• [PROBLEM TO WORK ON] Please write the listing below out again exactly, leaving every picture behind.

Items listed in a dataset
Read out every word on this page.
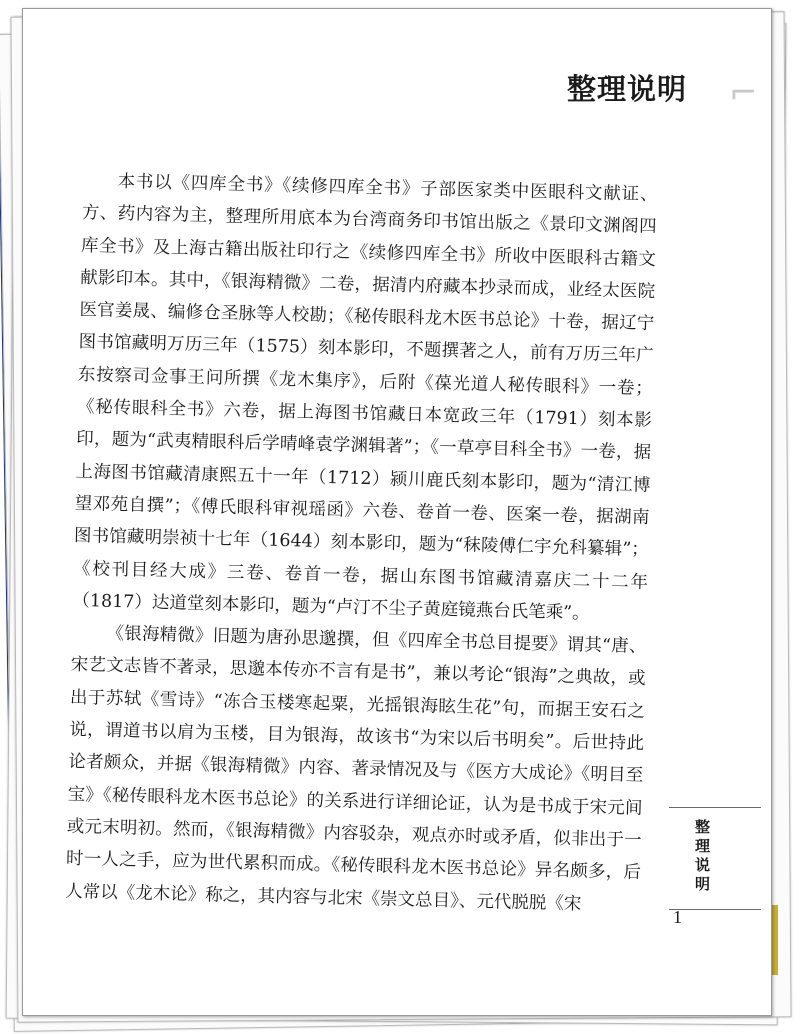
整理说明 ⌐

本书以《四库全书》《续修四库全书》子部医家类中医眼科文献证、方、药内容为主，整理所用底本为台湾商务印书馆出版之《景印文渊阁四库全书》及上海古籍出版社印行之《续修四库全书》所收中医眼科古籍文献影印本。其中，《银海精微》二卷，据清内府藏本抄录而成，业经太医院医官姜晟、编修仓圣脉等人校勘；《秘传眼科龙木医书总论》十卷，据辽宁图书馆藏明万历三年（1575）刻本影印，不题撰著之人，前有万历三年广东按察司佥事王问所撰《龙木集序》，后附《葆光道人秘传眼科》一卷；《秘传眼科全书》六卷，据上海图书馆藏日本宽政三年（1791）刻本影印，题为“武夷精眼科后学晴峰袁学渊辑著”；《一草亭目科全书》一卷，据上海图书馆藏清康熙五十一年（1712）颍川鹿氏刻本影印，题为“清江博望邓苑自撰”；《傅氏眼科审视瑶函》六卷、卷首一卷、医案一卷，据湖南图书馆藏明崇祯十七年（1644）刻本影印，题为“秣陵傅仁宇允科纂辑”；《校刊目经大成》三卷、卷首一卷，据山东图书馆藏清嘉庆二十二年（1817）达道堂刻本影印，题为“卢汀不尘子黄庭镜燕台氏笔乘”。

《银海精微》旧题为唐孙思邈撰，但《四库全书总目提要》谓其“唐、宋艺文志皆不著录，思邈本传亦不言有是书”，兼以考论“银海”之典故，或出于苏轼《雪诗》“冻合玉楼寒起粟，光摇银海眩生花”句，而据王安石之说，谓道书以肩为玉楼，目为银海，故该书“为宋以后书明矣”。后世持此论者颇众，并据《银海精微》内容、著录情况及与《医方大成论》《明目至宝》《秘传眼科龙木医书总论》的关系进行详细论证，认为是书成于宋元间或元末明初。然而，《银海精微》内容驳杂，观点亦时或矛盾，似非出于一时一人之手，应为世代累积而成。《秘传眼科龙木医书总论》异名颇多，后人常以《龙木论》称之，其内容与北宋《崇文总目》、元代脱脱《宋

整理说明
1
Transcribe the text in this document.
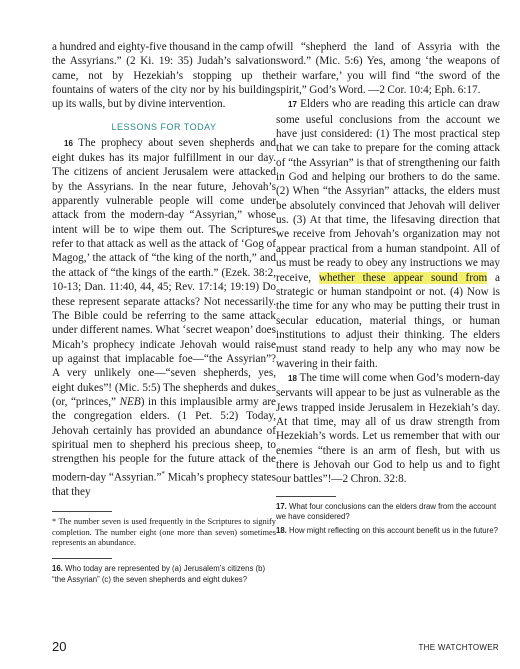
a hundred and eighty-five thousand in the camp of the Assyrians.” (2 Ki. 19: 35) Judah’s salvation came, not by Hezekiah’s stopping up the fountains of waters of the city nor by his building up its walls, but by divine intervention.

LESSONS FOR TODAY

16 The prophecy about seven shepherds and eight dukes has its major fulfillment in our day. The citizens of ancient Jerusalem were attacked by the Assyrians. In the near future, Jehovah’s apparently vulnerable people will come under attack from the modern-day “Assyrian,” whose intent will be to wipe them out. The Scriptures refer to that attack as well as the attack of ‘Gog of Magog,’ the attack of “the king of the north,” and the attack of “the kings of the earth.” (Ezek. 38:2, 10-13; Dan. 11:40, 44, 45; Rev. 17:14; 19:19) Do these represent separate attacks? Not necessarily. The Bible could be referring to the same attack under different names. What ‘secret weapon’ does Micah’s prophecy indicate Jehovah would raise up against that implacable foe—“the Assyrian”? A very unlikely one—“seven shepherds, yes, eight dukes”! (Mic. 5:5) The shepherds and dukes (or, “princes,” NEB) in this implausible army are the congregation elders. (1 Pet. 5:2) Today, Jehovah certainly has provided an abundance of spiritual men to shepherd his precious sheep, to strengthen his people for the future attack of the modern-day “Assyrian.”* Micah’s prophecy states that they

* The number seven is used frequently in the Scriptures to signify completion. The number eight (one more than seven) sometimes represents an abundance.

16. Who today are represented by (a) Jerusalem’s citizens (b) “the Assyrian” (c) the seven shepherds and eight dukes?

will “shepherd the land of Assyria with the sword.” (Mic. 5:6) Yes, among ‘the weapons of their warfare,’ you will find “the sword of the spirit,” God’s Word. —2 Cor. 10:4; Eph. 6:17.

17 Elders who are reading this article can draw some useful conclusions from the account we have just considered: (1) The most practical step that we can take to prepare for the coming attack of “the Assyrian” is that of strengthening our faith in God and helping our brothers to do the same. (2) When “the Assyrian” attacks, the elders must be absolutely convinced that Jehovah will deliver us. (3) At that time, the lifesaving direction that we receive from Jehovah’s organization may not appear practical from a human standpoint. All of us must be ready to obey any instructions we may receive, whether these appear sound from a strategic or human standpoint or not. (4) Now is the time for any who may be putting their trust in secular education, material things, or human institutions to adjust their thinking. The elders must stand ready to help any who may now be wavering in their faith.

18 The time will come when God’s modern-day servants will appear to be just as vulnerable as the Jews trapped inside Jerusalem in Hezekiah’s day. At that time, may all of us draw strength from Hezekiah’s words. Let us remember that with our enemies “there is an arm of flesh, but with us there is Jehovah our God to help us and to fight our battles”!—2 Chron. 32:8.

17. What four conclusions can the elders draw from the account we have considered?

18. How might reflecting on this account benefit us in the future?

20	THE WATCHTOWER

• [OUTPUT BELOW]
Read out every word on this page.
整理说明 ⌐

本书以《四库全书》《续修四库全书》子部医家类中医眼科文献证、方、药内容为主，整理所用底本为台湾商务印书馆出版之《景印文渊阁四库全书》及上海古籍出版社印行之《续修四库全书》所收中医眼科古籍文献影印本。其中，《银海精微》二卷，据清内府藏本抄录而成，业经太医院医官姜晟、编修仓圣脉等人校勘；《秘传眼科龙木医书总论》十卷，据辽宁图书馆藏明万历三年（1575）刻本影印，不题撰著之人，前有万历三年广东按察司佥事王问所撰《龙木集序》，后附《葆光道人秘传眼科》一卷；《秘传眼科全书》六卷，据上海图书馆藏日本宽政三年（1791）刻本影印，题为“武夷精眼科后学晴峰袁学渊辑著”；《一草亭目科全书》一卷，据上海图书馆藏清康熙五十一年（1712）颍川鹿氏刻本影印，题为“清江博望邓苑自撰”；《傅氏眼科审视瑶函》六卷、卷首一卷、医案一卷，据湖南图书馆藏明崇祯十七年（1644）刻本影印，题为“秣陵傅仁宇允科纂辑”；《校刊目经大成》三卷、卷首一卷，据山东图书馆藏清嘉庆二十二年（1817）达道堂刻本影印，题为“卢汀不尘子黄庭镜燕台氏笔乘”。

《银海精微》旧题为唐孙思邈撰，但《四库全书总目提要》谓其“唐、宋艺文志皆不著录，思邈本传亦不言有是书”，兼以考论“银海”之典故，或出于苏轼《雪诗》“冻合玉楼寒起粟，光摇银海眩生花”句，而据王安石之说，谓道书以肩为玉楼，目为银海，故该书“为宋以后书明矣”。后世持此论者颇众，并据《银海精微》内容、著录情况及与《医方大成论》《明目至宝》《秘传眼科龙木医书总论》的关系进行详细论证，认为是书成于宋元间或元末明初。然而，《银海精微》内容驳杂，观点亦时或矛盾，似非出于一时一人之手，应为世代累积而成。《秘传眼科龙木医书总论》异名颇多，后人常以《龙木论》称之，其内容与北宋《崇文总目》、元代脱脱《宋

整理说明
1
Transcribe the text in this document.
a hundred and eighty-five thousand in the camp of the Assyrians.” (2 Ki. 19: 35) Judah’s salvation came, not by Hezekiah’s stopping up the fountains of waters of the city nor by his building up its walls, but by divine intervention.

LESSONS FOR TODAY

16 The prophecy about seven shepherds and eight dukes has its major fulfillment in our day. The citizens of ancient Jerusalem were attacked by the Assyrians. In the near future, Jehovah’s apparently vulnerable people will come under attack from the modern-day “Assyrian,” whose intent will be to wipe them out. The Scriptures refer to that attack as well as the attack of ‘Gog of Magog,’ the attack of “the king of the north,” and the attack of “the kings of the earth.” (Ezek. 38:2, 10-13; Dan. 11:40, 44, 45; Rev. 17:14; 19:19) Do these represent separate attacks? Not necessarily. The Bible could be referring to the same attack under different names. What ‘secret weapon’ does Micah’s prophecy indicate Jehovah would raise up against that implacable foe—“the Assyrian”? A very unlikely one—“seven shepherds, yes, eight dukes”! (Mic. 5:5) The shepherds and dukes (or, “princes,” NEB) in this implausible army are the congregation elders. (1 Pet. 5:2) Today, Jehovah certainly has provided an abundance of spiritual men to shepherd his precious sheep, to strengthen his people for the future attack of the modern-day “Assyrian.”* Micah’s prophecy states that they

* The number seven is used frequently in the Scriptures to signify completion. The number eight (one more than seven) sometimes represents an abundance.

16. Who today are represented by (a) Jerusalem’s citizens (b) “the Assyrian” (c) the seven shepherds and eight dukes?

will “shepherd the land of Assyria with the sword.” (Mic. 5:6) Yes, among ‘the weapons of their warfare,’ you will find “the sword of the spirit,” God’s Word. —2 Cor. 10:4; Eph. 6:17.

17 Elders who are reading this article can draw some useful conclusions from the account we have just considered: (1) The most practical step that we can take to prepare for the coming attack of “the Assyrian” is that of strengthening our faith in God and helping our brothers to do the same. (2) When “the Assyrian” attacks, the elders must be absolutely convinced that Jehovah will deliver us. (3) At that time, the lifesaving direction that we receive from Jehovah’s organization may not appear practical from a human standpoint. All of us must be ready to obey any instructions we may receive, whether these appear sound from a strategic or human standpoint or not. (4) Now is the time for any who may be putting their trust in secular education, material things, or human institutions to adjust their thinking. The elders must stand ready to help any who may now be wavering in their faith.

18 The time will come when God’s modern-day servants will appear to be just as vulnerable as the Jews trapped inside Jerusalem in Hezekiah’s day. At that time, may all of us draw strength from Hezekiah’s words. Let us remember that with our enemies “there is an arm of flesh, but with us there is Jehovah our God to help us and to fight our battles”!—2 Chron. 32:8.

17. What four conclusions can the elders draw from the account we have considered?

18. How might reflecting on this account benefit us in the future?

20	THE WATCHTOWER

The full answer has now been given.